Exercise prompt:
Pull out each line of the data that includes the word "advanced".

Data excerpts:
——

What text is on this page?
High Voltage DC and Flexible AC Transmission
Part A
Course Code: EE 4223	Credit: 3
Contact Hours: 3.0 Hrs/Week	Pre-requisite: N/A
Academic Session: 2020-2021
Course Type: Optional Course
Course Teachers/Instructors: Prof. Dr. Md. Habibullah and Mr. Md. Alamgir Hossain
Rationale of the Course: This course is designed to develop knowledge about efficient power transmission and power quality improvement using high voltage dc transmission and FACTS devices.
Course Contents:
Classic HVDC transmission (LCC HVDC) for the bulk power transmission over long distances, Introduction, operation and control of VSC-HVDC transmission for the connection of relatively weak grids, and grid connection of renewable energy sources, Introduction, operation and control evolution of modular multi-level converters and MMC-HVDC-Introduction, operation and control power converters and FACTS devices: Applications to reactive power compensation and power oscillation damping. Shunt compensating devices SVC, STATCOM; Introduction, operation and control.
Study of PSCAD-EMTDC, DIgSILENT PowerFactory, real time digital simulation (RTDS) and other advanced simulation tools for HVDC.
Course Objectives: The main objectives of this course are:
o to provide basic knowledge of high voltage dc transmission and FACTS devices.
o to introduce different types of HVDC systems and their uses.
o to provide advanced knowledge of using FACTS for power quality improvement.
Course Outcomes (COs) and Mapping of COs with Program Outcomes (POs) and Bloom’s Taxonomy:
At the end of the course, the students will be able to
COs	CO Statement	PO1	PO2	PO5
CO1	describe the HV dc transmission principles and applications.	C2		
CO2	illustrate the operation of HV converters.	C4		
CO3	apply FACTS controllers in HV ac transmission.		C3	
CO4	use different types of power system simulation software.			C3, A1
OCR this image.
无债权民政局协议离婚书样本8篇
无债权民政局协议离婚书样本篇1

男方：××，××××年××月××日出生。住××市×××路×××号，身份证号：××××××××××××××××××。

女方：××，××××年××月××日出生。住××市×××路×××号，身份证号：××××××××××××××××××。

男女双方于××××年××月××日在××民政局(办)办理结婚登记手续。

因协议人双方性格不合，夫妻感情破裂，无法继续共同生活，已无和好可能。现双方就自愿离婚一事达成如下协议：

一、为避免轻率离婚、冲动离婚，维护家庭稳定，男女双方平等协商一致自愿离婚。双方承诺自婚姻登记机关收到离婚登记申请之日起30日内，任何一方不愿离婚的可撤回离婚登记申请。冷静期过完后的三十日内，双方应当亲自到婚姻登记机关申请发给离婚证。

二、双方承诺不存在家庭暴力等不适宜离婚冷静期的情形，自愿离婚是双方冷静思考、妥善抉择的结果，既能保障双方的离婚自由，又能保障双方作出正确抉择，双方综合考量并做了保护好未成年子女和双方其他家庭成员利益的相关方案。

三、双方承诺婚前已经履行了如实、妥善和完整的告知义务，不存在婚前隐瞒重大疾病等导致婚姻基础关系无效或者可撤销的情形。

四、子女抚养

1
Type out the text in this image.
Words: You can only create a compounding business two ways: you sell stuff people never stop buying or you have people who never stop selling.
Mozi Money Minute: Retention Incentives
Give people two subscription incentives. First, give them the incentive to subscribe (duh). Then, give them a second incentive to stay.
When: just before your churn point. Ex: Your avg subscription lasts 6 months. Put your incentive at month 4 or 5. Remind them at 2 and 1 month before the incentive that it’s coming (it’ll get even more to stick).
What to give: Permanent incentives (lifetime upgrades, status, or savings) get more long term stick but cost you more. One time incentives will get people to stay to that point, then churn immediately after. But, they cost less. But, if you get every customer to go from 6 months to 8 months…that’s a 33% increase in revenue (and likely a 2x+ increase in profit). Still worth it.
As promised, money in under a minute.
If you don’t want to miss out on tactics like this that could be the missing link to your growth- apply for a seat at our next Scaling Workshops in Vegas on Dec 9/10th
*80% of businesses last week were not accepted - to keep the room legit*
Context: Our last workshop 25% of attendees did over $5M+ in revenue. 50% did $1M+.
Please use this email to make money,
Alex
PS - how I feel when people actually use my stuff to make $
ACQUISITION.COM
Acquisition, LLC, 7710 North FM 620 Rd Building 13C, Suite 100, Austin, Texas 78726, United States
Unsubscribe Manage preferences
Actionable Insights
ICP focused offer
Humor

——

Final result:
Study of PSCAD-EMTDC, DIgSILENT PowerFactory, real time digital simulation (RTDS) and other advanced simulation tools for HVDC.
o to provide advanced knowledge of using FACTS for power quality improvement.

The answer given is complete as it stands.